■ **Passage to read**
'''

She lives in her car now, occupies houses and complains about life conditions in Spain. They argue and J. is about to leave, but C. hugs him. Immediately afterwards, J. tells her that he is married to another woman now and that they are expecting a child. He also tells her that he is writing a book with elements of his life. She reprimands him for writing what she deems a self-help book with their dead child's story as inspiration. They keep on arguing about which the correct way to experience the pain is. C. presses J. to unveil more details about his new marriage.

J. leaves, but then comes back and lets C. know that he is aware that everything is a lie and that no official is coming, because the building is not what she told him it was. They both seem to reconcile and reflect on nice memories. The conversation focuses on Dani once again and J. also explains why he left her on New Year's Eve: because he could not bear anymore how she was coping with the loss. He confesses that the song "It Must Be So" by Leonard Bernstein helped him move forward once he was in Germany. Before leaving, they hug while he sings the song. He then asks her to visit Dani's grave together, but she refuses. He visits the grave and cries inconsolably in front of it. She appears and hugs him from behind. In a flashback, they dance together and kiss.

== Cast ==
- Javier Cámara as J.
- Candela Peña as C.

== Production ==
The script was written by Isabel Coixet, who also directed the film. It is a Spanish co-production by A Contracorriente Films and Miss Wasabi.

== Release ==
The film had its world premiere in the Panorama section of the 63rd Berlin International Film Festival. It was then released theatrically in Spain on 26 April 2013.

== Reception ==
Jonathan Holland, a critic for The Hollywood Reporter, praised the film for its portrayal of "the emotional damage done by the economic crisis." "The demanding but often rewarding result casts the audience in the role of uncomfortable voyeur," he wrote. Jordi Batlle Caminal, in La Vanguardia, argued that the film is filled with "life and emotion" thanks to the "touching" performances by Cámara and Peña. Carlos Boyero, writing for El País, described the film as "two characters speaking forever" and lamented that "everything is intense", which he found "exhausting". "The results are not as convincing as the intentions," stated Javier Ocaña, writing for the same newspaper. He praised both actors, nonetheless, deeming their work as "irreproachable".

'''

■ **Required tasks**
**A.** Reproduce word for word the stretch of the passage about the film from "J. leaves, but" through "Cámara as J.".
**B.** Name every critic quoted in the reception section of the passage about the film.

[Saved data entries]
'''

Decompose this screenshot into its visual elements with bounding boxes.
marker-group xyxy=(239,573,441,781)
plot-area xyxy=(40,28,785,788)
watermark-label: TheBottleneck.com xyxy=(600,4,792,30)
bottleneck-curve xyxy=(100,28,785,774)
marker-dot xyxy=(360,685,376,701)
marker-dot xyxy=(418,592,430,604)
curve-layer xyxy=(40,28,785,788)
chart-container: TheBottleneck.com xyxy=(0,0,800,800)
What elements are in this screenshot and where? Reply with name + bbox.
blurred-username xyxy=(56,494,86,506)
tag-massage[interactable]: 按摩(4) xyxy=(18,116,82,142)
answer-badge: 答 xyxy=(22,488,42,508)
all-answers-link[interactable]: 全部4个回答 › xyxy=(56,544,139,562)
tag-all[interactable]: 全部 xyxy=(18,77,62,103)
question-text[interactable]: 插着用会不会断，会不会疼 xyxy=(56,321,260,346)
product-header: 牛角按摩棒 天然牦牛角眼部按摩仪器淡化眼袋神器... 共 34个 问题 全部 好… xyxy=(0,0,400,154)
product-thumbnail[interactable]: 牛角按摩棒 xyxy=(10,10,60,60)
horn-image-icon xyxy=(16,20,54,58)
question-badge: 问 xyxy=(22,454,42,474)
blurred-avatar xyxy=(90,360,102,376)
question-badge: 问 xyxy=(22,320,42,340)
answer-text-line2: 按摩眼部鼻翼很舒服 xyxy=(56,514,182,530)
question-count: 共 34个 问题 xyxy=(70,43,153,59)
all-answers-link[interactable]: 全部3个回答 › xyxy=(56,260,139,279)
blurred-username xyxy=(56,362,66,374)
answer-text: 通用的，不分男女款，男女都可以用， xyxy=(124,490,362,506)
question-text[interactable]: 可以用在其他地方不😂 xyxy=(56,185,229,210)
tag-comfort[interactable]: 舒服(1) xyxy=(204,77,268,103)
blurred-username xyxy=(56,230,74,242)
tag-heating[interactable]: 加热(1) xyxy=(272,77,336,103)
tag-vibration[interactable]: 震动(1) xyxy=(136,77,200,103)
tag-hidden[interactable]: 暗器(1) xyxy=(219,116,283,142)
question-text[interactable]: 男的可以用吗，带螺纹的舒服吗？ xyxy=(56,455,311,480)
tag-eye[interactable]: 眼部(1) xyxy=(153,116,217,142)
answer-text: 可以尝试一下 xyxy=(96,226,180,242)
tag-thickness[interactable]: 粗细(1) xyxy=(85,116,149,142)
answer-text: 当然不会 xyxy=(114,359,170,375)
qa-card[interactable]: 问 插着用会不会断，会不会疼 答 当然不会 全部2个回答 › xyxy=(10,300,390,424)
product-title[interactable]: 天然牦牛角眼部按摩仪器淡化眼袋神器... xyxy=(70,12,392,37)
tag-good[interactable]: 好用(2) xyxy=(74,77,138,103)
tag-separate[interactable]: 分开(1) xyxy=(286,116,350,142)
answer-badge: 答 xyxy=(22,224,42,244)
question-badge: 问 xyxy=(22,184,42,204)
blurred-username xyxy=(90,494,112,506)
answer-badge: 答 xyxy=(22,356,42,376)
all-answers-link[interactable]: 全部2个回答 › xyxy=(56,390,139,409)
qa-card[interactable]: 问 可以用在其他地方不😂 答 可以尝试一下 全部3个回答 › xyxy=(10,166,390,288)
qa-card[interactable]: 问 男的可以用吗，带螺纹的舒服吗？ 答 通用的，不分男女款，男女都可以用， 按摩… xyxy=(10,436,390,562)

'''

■ **Answers below**
**A.**
J. leaves, but then comes back and lets C. know that he is aware that everything is a lie and that no official is coming, because the building is not what she told him it was. They both seem to reconcile and reflect on nice memories. The conversation focuses on Dani once again and J. also explains why he left her on New Year's Eve: because he could not bear anymore how she was coping with the loss. He confesses that the song "It Must Be So" by Leonard Bernstein helped him move forward once he was in Germany. Before leaving, they hug while he sings the song. He then asks her to visit Dani's grave together, but she refuses. He visits the grave and cries inconsolably in front of it. She appears and hugs him from behind. In a flashback, they dance together and kiss.

== Cast ==
- Javier Cámara as J.

**B.**
Jonathan Holland
Jordi Batlle Caminal
Carlos Boyero
Javier Ocaña